You cannot satisfy the needs of disgruntled employees, because their overwhelming need is to be disgruntled. It is in their temperament. The only thing you can do about disgruntled employees is avoid hiring them in the first place.
In a job interview, I would ask a question like:
In your last job, what did your boss do that you appreciated, and what did he or she do that bothered you?
What did that organization do well, and what were its problems?
The job applicant might not say anything negative. I personally would find that worrisome. Is the person overly passive? If they are afraid to speak out in an interview, will they ever become comfortable in my organization?
But the real red flag comes when someone has nothing positive to say about a previous organization. Instead of telling you anything that they appreciated about their previous boss or organization, they jump right into what was wrong there. And they go on at length.
The serene applicant will say, “I thought that they should have done X instead of Y.” The disgruntled applicant will not have any constructive suggestions to offer for how things could have been better in the prior job.
Identifying a potential disgruntled employee turns out to be surprisingly easy, once you make it a priority. People who are temperamentally disgruntled cannot help exposing themselves in an interview, if given the opportunity.
In business, an employee’s serenity prayer would be:
Give me the serenity not to whine about problems that are difficult for my organization to fix, the courage to propose constructive solutions for problems that are easy for my organization to fix, and the wisdom to know the difference.
A manager’s serenity prayer would be:
Give me the serenity not to get defensive when an employee points out something that we in management are doing wrong, the courage to get rid of an employee who does nothing but whine, and the wisdom to know the difference.
This essay is part of a series on human interdependence.
Excellent points. I would extend this to people interviewing for positions as well. One of the worst bosses I ever had threw up all these red flags in the interview, constantly complaining about how dumb the two people working for her were, how stupid the clients were, blah blah. I ignored it because the job sounded interesting, and anyway she was hiring me to manage the people for her.
Well, between accepting the job and starting, those two people quit (during the spring of 2020 when everything was locked down no less) and I offered my resignation letter some 9 months later. I learned that day that if someone does nothing but complain, the problem is likely them.
Not that some jobs or organizations are not truly FUBAR, but as you say, it is a big warning sign.
Is it okay to become disgruntled because you tried the constructive suggestion approach and no one listened? Asking for a friend.

> Entries:
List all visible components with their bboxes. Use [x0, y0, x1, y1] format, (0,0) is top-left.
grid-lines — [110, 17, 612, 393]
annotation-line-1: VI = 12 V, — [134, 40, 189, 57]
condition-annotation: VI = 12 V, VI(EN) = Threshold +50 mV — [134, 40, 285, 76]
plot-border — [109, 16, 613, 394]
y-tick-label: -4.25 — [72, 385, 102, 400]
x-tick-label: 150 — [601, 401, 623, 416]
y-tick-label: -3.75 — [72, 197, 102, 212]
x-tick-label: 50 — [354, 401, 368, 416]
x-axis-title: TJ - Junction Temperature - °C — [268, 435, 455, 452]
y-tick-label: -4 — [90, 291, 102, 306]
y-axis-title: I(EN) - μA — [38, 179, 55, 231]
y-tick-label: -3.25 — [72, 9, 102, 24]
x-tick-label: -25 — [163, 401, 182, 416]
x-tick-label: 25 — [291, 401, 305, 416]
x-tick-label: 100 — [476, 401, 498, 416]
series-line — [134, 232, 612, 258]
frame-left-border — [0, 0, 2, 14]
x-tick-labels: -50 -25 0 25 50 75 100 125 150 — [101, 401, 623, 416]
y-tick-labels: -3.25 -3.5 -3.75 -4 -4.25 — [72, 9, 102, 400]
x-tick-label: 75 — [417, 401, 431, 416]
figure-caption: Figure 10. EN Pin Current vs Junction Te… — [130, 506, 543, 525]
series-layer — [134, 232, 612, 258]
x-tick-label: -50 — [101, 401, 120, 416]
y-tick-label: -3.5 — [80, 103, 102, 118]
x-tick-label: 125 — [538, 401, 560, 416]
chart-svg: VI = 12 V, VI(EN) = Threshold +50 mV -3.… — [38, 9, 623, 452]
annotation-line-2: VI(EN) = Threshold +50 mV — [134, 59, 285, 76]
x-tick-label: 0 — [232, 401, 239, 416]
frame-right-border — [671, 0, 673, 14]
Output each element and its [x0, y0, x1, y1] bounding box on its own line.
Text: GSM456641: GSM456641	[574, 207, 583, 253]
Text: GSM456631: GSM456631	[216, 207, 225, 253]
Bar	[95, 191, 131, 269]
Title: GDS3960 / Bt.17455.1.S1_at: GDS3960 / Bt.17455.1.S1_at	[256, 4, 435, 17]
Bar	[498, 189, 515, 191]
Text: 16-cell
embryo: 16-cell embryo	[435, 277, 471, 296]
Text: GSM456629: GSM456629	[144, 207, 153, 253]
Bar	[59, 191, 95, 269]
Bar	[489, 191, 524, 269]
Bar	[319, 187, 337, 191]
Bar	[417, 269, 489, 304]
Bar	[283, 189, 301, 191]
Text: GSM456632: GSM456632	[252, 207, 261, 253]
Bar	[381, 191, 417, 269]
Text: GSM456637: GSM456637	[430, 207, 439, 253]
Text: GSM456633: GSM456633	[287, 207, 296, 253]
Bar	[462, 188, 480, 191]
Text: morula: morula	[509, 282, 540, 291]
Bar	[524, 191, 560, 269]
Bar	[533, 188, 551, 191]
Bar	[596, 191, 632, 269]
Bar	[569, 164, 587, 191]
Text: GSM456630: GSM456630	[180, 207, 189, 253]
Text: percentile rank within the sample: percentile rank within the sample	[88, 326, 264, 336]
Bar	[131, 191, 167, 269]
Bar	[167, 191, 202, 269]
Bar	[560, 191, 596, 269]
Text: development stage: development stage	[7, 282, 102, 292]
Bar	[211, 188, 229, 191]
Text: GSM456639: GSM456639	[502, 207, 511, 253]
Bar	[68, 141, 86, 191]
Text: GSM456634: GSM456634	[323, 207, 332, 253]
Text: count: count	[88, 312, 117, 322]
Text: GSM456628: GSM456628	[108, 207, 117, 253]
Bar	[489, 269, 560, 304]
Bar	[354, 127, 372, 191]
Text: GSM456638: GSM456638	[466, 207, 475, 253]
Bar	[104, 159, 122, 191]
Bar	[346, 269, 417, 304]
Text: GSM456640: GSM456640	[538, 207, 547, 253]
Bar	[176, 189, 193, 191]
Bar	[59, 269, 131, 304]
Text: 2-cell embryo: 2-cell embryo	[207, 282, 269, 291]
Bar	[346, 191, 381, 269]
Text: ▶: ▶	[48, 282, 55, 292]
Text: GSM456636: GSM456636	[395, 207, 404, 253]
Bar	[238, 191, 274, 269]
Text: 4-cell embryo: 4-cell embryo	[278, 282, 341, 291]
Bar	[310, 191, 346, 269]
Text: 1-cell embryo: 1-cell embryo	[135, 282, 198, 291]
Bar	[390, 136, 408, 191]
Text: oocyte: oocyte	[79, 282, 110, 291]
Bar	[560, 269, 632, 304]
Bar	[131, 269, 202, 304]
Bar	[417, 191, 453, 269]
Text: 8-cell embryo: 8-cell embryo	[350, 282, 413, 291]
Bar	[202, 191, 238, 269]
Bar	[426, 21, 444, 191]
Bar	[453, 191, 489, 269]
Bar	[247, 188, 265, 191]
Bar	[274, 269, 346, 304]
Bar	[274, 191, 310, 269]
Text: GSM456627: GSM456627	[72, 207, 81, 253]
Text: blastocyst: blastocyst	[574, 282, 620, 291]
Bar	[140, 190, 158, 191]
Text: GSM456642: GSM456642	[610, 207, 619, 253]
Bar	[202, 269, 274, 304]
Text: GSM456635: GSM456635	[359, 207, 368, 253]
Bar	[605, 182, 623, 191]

> Task objective: In the text on disgruntled employees, what does the author call the real red flag in a job interview? The material comes from a different source than the text on disgruntled employees.

> Finished answer: The real red flag is when an applicant has nothing positive to say about a previous organization.